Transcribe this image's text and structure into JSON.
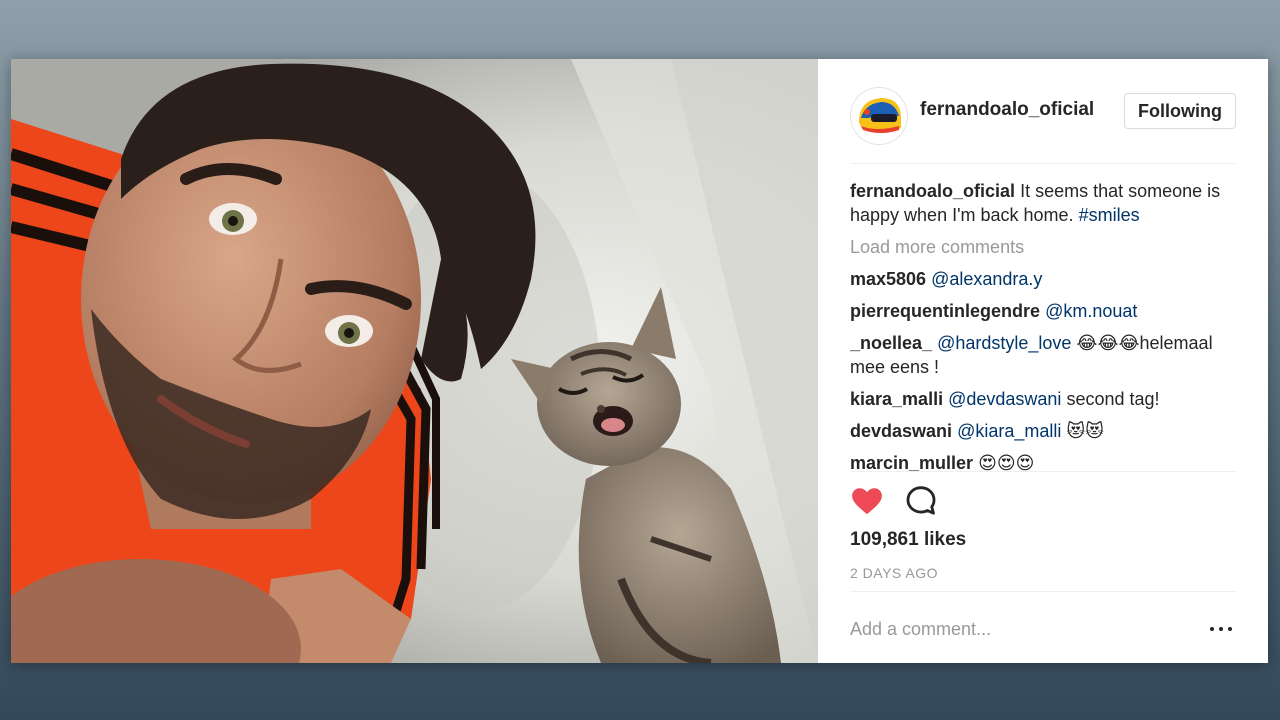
{
  "header": {
    "username": "fernandoalo_oficial",
    "follow_label": "Following"
  },
  "caption": {
    "username": "fernandoalo_oficial",
    "text": "It seems that someone is happy when I'm back home.",
    "hashtag": "#smiles"
  },
  "load_more_label": "Load more comments",
  "comments": [
    {
      "user": "max5806",
      "mention": "@alexandra.y",
      "text": ""
    },
    {
      "user": "pierrequentinlegendre",
      "mention": "@km.nouat",
      "text": ""
    },
    {
      "user": "_noellea_",
      "mention": "@hardstyle_love",
      "text": "😂😂😂helemaal mee eens !"
    },
    {
      "user": "kiara_malli",
      "mention": "@devdaswani",
      "text": "second tag!"
    },
    {
      "user": "devdaswani",
      "mention": "@kiara_malli",
      "text": "😻😻"
    },
    {
      "user": "marcin_muller",
      "mention": "",
      "text": "😍😍😍"
    }
  ],
  "actions": {
    "like_icon": "heart-filled-icon",
    "comment_icon": "speech-bubble-icon",
    "liked": true
  },
  "likes_label": "109,861 likes",
  "timestamp": "2 DAYS AGO",
  "add_comment_placeholder": "Add a comment...",
  "colors": {
    "heart": "#ed4956",
    "mention": "#003569",
    "muted": "#999999",
    "text": "#262626"
  }
}
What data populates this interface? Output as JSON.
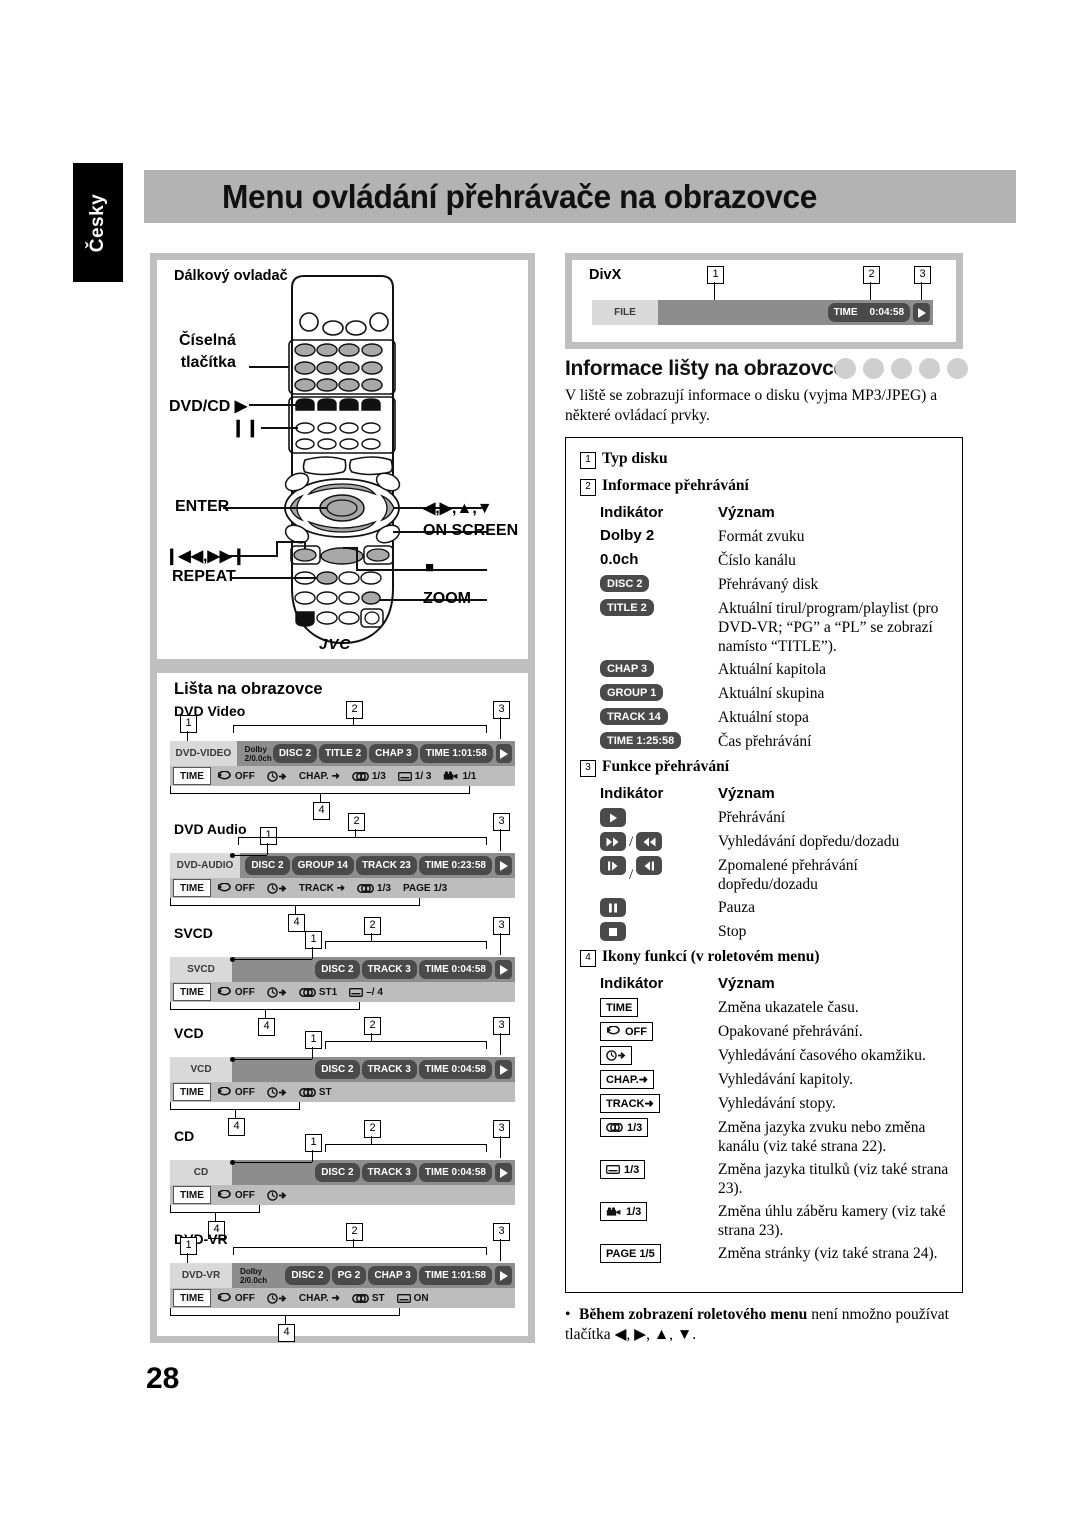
{
  "page": {
    "language_tab": "Česky",
    "title": "Menu ovládání přehrávače na obrazovce",
    "page_number": "28"
  },
  "remote_panel": {
    "title": "Dálkový ovladač",
    "brand": "JVC",
    "labels": {
      "numeric_buttons_l1": "Číselná",
      "numeric_buttons_l2": "tlačítka",
      "dvd_cd_play": "DVD/CD ▶",
      "pause": "❙❙",
      "enter": "ENTER",
      "skip": "❙◀◀,▶▶❙",
      "repeat": "REPEAT",
      "arrows": "◀,▶,▲,▼",
      "on_screen": "ON SCREEN",
      "stop": "■",
      "zoom": "ZOOM"
    }
  },
  "divx_panel": {
    "title": "DivX",
    "callouts": [
      "1",
      "2",
      "3"
    ],
    "bar": {
      "disc_tag": "FILE",
      "pills": [
        {
          "label": "TIME",
          "value": "0:04:58"
        }
      ],
      "play_icon": "play-icon"
    }
  },
  "bars_panel": {
    "heading": "Lišta na obrazovce",
    "bars": [
      {
        "name": "DVD Video",
        "disc_tag": "DVD-VIDEO",
        "dolby_l1": "Dolby",
        "dolby_l2": "2/0.0ch",
        "pills": [
          "DISC 2",
          "TITLE 2",
          "CHAP 3",
          "TIME  1:01:58"
        ],
        "functions": [
          "TIME",
          "OFF",
          "time-search",
          "CHAP.",
          "1/3",
          "1/ 3",
          "1/1"
        ],
        "func_display": [
          {
            "icon": "none",
            "text": "TIME",
            "boxed": true
          },
          {
            "icon": "repeat-icon",
            "text": "OFF",
            "boxed": false
          },
          {
            "icon": "clock-arrow-icon",
            "text": "",
            "boxed": false
          },
          {
            "icon": "none",
            "text": "CHAP. ➜",
            "boxed": false
          },
          {
            "icon": "audio-icon",
            "text": "1/3",
            "boxed": false
          },
          {
            "icon": "subtitle-icon",
            "text": "1/ 3",
            "boxed": false
          },
          {
            "icon": "angle-icon",
            "text": "1/1",
            "boxed": false
          }
        ],
        "callouts": [
          "1",
          "2",
          "3",
          "4"
        ]
      },
      {
        "name": "DVD Audio",
        "disc_tag": "DVD-AUDIO",
        "dolby_l1": "",
        "dolby_l2": "",
        "pills": [
          "DISC 2",
          "GROUP 14",
          "TRACK 23",
          "TIME  0:23:58"
        ],
        "func_display": [
          {
            "icon": "none",
            "text": "TIME",
            "boxed": true
          },
          {
            "icon": "repeat-icon",
            "text": "OFF",
            "boxed": false
          },
          {
            "icon": "clock-arrow-icon",
            "text": "",
            "boxed": false
          },
          {
            "icon": "none",
            "text": "TRACK ➜",
            "boxed": false
          },
          {
            "icon": "audio-icon",
            "text": "1/3",
            "boxed": false
          },
          {
            "icon": "none",
            "text": "PAGE 1/3",
            "boxed": false
          }
        ],
        "callouts": [
          "1",
          "2",
          "3",
          "4"
        ]
      },
      {
        "name": "SVCD",
        "disc_tag": "SVCD",
        "dolby_l1": "",
        "dolby_l2": "",
        "pills": [
          "DISC 2",
          "TRACK  3",
          "TIME    0:04:58"
        ],
        "func_display": [
          {
            "icon": "none",
            "text": "TIME",
            "boxed": true
          },
          {
            "icon": "repeat-icon",
            "text": "OFF",
            "boxed": false
          },
          {
            "icon": "clock-arrow-icon",
            "text": "",
            "boxed": false
          },
          {
            "icon": "audio-icon",
            "text": "ST1",
            "boxed": false
          },
          {
            "icon": "subtitle-icon",
            "text": "–/ 4",
            "boxed": false
          }
        ],
        "callouts": [
          "1",
          "2",
          "3",
          "4"
        ]
      },
      {
        "name": "VCD",
        "disc_tag": "VCD",
        "dolby_l1": "",
        "dolby_l2": "",
        "pills": [
          "DISC 2",
          "TRACK  3",
          "TIME    0:04:58"
        ],
        "func_display": [
          {
            "icon": "none",
            "text": "TIME",
            "boxed": true
          },
          {
            "icon": "repeat-icon",
            "text": "OFF",
            "boxed": false
          },
          {
            "icon": "clock-arrow-icon",
            "text": "",
            "boxed": false
          },
          {
            "icon": "audio-icon",
            "text": "ST",
            "boxed": false
          }
        ],
        "callouts": [
          "1",
          "2",
          "3",
          "4"
        ]
      },
      {
        "name": "CD",
        "disc_tag": "CD",
        "dolby_l1": "",
        "dolby_l2": "",
        "pills": [
          "DISC 2",
          "TRACK  3",
          "TIME    0:04:58"
        ],
        "func_display": [
          {
            "icon": "none",
            "text": "TIME",
            "boxed": true
          },
          {
            "icon": "repeat-icon",
            "text": "OFF",
            "boxed": false
          },
          {
            "icon": "clock-arrow-icon",
            "text": "",
            "boxed": false
          }
        ],
        "callouts": [
          "1",
          "2",
          "3",
          "4"
        ]
      },
      {
        "name": "DVD-VR",
        "disc_tag": "DVD-VR",
        "dolby_l1": "Dolby",
        "dolby_l2": "2/0.0ch",
        "pills": [
          "DISC 2",
          "PG  2",
          "CHAP 3",
          "TIME  1:01:58"
        ],
        "func_display": [
          {
            "icon": "none",
            "text": "TIME",
            "boxed": true
          },
          {
            "icon": "repeat-icon",
            "text": "OFF",
            "boxed": false
          },
          {
            "icon": "clock-arrow-icon",
            "text": "",
            "boxed": false
          },
          {
            "icon": "none",
            "text": "CHAP. ➜",
            "boxed": false
          },
          {
            "icon": "audio-icon",
            "text": "ST",
            "boxed": false
          },
          {
            "icon": "subtitle-icon",
            "text": "ON",
            "boxed": false
          }
        ],
        "callouts": [
          "1",
          "2",
          "3",
          "4"
        ]
      }
    ]
  },
  "info_section": {
    "heading": "Informace lišty na obrazovce",
    "disc_icons_count": 5,
    "intro": "V liště se zobrazují informace o disku (vyjma MP3/JPEG) a některé ovládací prvky.",
    "groups": [
      {
        "num": "1",
        "title": "Typ disku",
        "col_indicator": "",
        "col_meaning": "",
        "rows": []
      },
      {
        "num": "2",
        "title": "Informace přehrávání",
        "col_indicator": "Indikátor",
        "col_meaning": "Význam",
        "rows": [
          {
            "style": "plain",
            "label": "Dolby 2",
            "meaning": "Formát zvuku"
          },
          {
            "style": "plain",
            "label": "0.0ch",
            "meaning": "Číslo kanálu"
          },
          {
            "style": "dark",
            "label": "DISC 2",
            "meaning": "Přehrávaný disk"
          },
          {
            "style": "dark",
            "label": "TITLE  2",
            "meaning": "Aktuální tirul/program/playlist (pro DVD-VR; “PG” a “PL” se zobrazí namísto “TITLE”)."
          },
          {
            "style": "dark",
            "label": "CHAP  3",
            "meaning": "Aktuální kapitola"
          },
          {
            "style": "dark",
            "label": "GROUP 1",
            "meaning": "Aktuální skupina"
          },
          {
            "style": "dark",
            "label": "TRACK 14",
            "meaning": "Aktuální stopa"
          },
          {
            "style": "dark",
            "label": "TIME 1:25:58",
            "meaning": "Čas přehrávání"
          }
        ]
      },
      {
        "num": "3",
        "title": "Funkce přehrávání",
        "col_indicator": "Indikátor",
        "col_meaning": "Význam",
        "rows": [
          {
            "style": "btn",
            "icons": [
              "play-icon"
            ],
            "meaning": "Přehrávání"
          },
          {
            "style": "btn",
            "icons": [
              "fast-forward-icon",
              "rewind-icon"
            ],
            "meaning": "Vyhledávání dopředu/dozadu"
          },
          {
            "style": "btn",
            "icons": [
              "slow-forward-icon",
              "slow-reverse-icon"
            ],
            "meaning": "Zpomalené přehrávání dopředu/dozadu"
          },
          {
            "style": "btn",
            "icons": [
              "pause-icon"
            ],
            "meaning": "Pauza"
          },
          {
            "style": "btn",
            "icons": [
              "stop-icon"
            ],
            "meaning": "Stop"
          }
        ]
      },
      {
        "num": "4",
        "title": "Ikony funkcí (v roletovém menu)",
        "col_indicator": "Indikátor",
        "col_meaning": "Význam",
        "rows": [
          {
            "style": "box",
            "icon": "none",
            "label": "TIME",
            "meaning": "Změna ukazatele času."
          },
          {
            "style": "box",
            "icon": "repeat-icon",
            "label": "OFF",
            "meaning": "Opakované přehrávání."
          },
          {
            "style": "box",
            "icon": "clock-arrow-icon",
            "label": "",
            "meaning": "Vyhledávání časového okamžiku."
          },
          {
            "style": "box",
            "icon": "none",
            "label": "CHAP.➜",
            "meaning": "Vyhledávání kapitoly."
          },
          {
            "style": "box",
            "icon": "none",
            "label": "TRACK➜",
            "meaning": "Vyhledávání stopy."
          },
          {
            "style": "box",
            "icon": "audio-icon",
            "label": "1/3",
            "meaning": "Změna jazyka zvuku nebo změna kanálu (viz také strana 22)."
          },
          {
            "style": "box",
            "icon": "subtitle-icon",
            "label": "1/3",
            "meaning": "Změna jazyka titulků (viz také strana 23)."
          },
          {
            "style": "box",
            "icon": "angle-icon",
            "label": "1/3",
            "meaning": "Změna úhlu záběru kamery (viz také strana 23)."
          },
          {
            "style": "box",
            "icon": "none",
            "label": "PAGE 1/5",
            "meaning": "Změna stránky (viz také strana 24)."
          }
        ]
      }
    ],
    "note_bold": "Během zobrazení roletového menu",
    "note_rest": " není nmožno používat tlačítka ◀, ▶, ▲, ▼."
  },
  "colors": {
    "banner_gray": "#b3b3b3",
    "panel_border_gray": "#bfbfbf",
    "bar_top_gray": "#8d8d8d",
    "bar_bottom_gray": "#bdbdbd",
    "tag_light": "#d9d9d9",
    "pill_dark": "#4a4a4a",
    "disc_circle_gray": "#cfcfcf"
  }
}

[Written task] Filter the entries above down to the lines containing the word "mention".

[Task result]
      "mention": "@alexandra.y",
      "mention": "@km.nouat",
      "mention": "@hardstyle_love",
      "mention": "@devdaswani",
      "mention": "@kiara_malli",
      "mention": "",
    "mention": "#003569",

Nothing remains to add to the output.